====== Task data ======
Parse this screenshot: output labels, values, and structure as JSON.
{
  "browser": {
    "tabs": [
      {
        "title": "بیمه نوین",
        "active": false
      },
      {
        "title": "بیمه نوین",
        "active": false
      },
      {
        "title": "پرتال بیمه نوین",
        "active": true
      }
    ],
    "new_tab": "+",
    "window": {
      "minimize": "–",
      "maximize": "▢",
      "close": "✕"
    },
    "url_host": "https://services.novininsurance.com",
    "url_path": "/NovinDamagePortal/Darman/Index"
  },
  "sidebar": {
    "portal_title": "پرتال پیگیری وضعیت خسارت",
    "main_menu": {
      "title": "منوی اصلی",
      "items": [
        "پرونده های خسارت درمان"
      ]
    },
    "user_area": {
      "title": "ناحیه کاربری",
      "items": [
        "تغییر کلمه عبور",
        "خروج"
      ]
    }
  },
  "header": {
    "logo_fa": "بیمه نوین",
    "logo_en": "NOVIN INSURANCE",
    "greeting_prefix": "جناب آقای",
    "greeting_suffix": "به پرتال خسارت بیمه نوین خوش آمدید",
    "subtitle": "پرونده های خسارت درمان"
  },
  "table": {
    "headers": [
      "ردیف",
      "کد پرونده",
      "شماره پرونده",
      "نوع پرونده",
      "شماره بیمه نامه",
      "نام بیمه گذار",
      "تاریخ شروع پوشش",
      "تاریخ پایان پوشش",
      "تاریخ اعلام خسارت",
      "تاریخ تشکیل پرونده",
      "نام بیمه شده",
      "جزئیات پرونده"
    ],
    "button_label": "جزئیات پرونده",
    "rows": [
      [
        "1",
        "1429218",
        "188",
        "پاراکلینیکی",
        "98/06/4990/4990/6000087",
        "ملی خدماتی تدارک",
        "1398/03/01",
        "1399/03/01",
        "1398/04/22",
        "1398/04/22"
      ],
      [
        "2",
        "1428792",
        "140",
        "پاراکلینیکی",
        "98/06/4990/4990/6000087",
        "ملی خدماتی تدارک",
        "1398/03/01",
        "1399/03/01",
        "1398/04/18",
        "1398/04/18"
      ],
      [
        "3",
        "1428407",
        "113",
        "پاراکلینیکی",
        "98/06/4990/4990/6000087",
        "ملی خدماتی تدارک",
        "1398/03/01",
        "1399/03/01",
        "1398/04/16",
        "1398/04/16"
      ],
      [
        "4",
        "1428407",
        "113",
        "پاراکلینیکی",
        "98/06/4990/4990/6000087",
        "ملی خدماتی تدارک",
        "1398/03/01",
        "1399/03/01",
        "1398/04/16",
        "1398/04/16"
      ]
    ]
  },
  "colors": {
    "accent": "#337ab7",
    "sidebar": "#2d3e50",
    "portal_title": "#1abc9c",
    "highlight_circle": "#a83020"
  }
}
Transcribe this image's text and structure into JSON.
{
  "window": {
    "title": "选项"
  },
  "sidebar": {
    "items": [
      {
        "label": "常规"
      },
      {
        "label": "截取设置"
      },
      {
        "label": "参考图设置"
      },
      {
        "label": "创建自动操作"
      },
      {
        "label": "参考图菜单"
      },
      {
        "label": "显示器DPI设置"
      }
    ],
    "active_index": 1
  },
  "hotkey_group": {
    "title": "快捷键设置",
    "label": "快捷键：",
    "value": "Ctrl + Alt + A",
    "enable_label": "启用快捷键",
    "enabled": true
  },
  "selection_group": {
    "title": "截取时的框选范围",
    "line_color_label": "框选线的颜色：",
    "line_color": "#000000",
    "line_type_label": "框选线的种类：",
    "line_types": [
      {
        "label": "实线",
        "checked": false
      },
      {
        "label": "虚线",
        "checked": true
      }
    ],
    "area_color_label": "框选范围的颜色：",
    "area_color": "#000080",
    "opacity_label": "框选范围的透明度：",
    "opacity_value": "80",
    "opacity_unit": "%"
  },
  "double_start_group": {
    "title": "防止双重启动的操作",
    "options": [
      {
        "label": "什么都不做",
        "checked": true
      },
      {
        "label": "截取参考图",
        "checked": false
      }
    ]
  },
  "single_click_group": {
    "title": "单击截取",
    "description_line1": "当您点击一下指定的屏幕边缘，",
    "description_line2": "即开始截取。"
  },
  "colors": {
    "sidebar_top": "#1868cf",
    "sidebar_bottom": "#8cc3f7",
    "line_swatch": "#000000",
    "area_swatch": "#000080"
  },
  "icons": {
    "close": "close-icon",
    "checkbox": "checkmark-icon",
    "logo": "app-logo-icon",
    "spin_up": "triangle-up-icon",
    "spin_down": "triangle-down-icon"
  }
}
======
**Task objective:** Write out the records shown above, exactly as they appear.

**Expected answer:**
Parse this screenshot: output labels, values, and structure as JSON.
{
  "browser": {
    "tabs": [
      {
        "title": "بیمه نوین",
        "active": false
      },
      {
        "title": "بیمه نوین",
        "active": false
      },
      {
        "title": "پرتال بیمه نوین",
        "active": true
      }
    ],
    "new_tab": "+",
    "window": {
      "minimize": "–",
      "maximize": "▢",
      "close": "✕"
    },
    "url_host": "https://services.novininsurance.com",
    "url_path": "/NovinDamagePortal/Darman/Index"
  },
  "sidebar": {
    "portal_title": "پرتال پیگیری وضعیت خسارت",
    "main_menu": {
      "title": "منوی اصلی",
      "items": [
        "پرونده های خسارت درمان"
      ]
    },
    "user_area": {
      "title": "ناحیه کاربری",
      "items": [
        "تغییر کلمه عبور",
        "خروج"
      ]
    }
  },
  "header": {
    "logo_fa": "بیمه نوین",
    "logo_en": "NOVIN INSURANCE",
    "greeting_prefix": "جناب آقای",
    "greeting_suffix": "به پرتال خسارت بیمه نوین خوش آمدید",
    "subtitle": "پرونده های خسارت درمان"
  },
  "table": {
    "headers": [
      "ردیف",
      "کد پرونده",
      "شماره پرونده",
      "نوع پرونده",
      "شماره بیمه نامه",
      "نام بیمه گذار",
      "تاریخ شروع پوشش",
      "تاریخ پایان پوشش",
      "تاریخ اعلام خسارت",
      "تاریخ تشکیل پرونده",
      "نام بیمه شده",
      "جزئیات پرونده"
    ],
    "button_label": "جزئیات پرونده",
    "rows": [
      [
        "1",
        "1429218",
        "188",
        "پاراکلینیکی",
        "98/06/4990/4990/6000087",
        "ملی خدماتی تدارک",
        "1398/03/01",
        "1399/03/01",
        "1398/04/22",
        "1398/04/22"
      ],
      [
        "2",
        "1428792",
        "140",
        "پاراکلینیکی",
        "98/06/4990/4990/6000087",
        "ملی خدماتی تدارک",
        "1398/03/01",
        "1399/03/01",
        "1398/04/18",
        "1398/04/18"
      ],
      [
        "3",
        "1428407",
        "113",
        "پاراکلینیکی",
        "98/06/4990/4990/6000087",
        "ملی خدماتی تدارک",
        "1398/03/01",
        "1399/03/01",
        "1398/04/16",
        "1398/04/16"
      ],
      [
        "4",
        "1428407",
        "113",
        "پاراکلینیکی",
        "98/06/4990/4990/6000087",
        "ملی خدماتی تدارک",
        "1398/03/01",
        "1399/03/01",
        "1398/04/16",
        "1398/04/16"
      ]
    ]
  },
  "colors": {
    "accent": "#337ab7",
    "sidebar": "#2d3e50",
    "portal_title": "#1abc9c",
    "highlight_circle": "#a83020"
  }
}
Transcribe this image's text and structure into JSON.
{
  "window": {
    "title": "选项"
  },
  "sidebar": {
    "items": [
      {
        "label": "常规"
      },
      {
        "label": "截取设置"
      },
      {
        "label": "参考图设置"
      },
      {
        "label": "创建自动操作"
      },
      {
        "label": "参考图菜单"
      },
      {
        "label": "显示器DPI设置"
      }
    ],
    "active_index": 1
  },
  "hotkey_group": {
    "title": "快捷键设置",
    "label": "快捷键：",
    "value": "Ctrl + Alt + A",
    "enable_label": "启用快捷键",
    "enabled": true
  },
  "selection_group": {
    "title": "截取时的框选范围",
    "line_color_label": "框选线的颜色：",
    "line_color": "#000000",
    "line_type_label": "框选线的种类：",
    "line_types": [
      {
        "label": "实线",
        "checked": false
      },
      {
        "label": "虚线",
        "checked": true
      }
    ],
    "area_color_label": "框选范围的颜色：",
    "area_color": "#000080",
    "opacity_label": "框选范围的透明度：",
    "opacity_value": "80",
    "opacity_unit": "%"
  },
  "double_start_group": {
    "title": "防止双重启动的操作",
    "options": [
      {
        "label": "什么都不做",
        "checked": true
      },
      {
        "label": "截取参考图",
        "checked": false
      }
    ]
  },
  "single_click_group": {
    "title": "单击截取",
    "description_line1": "当您点击一下指定的屏幕边缘，",
    "description_line2": "即开始截取。"
  },
  "colors": {
    "sidebar_top": "#1868cf",
    "sidebar_bottom": "#8cc3f7",
    "line_swatch": "#000000",
    "area_swatch": "#000080"
  },
  "icons": {
    "close": "close-icon",
    "checkbox": "checkmark-icon",
    "logo": "app-logo-icon",
    "spin_up": "triangle-up-icon",
    "spin_down": "triangle-down-icon"
  }
}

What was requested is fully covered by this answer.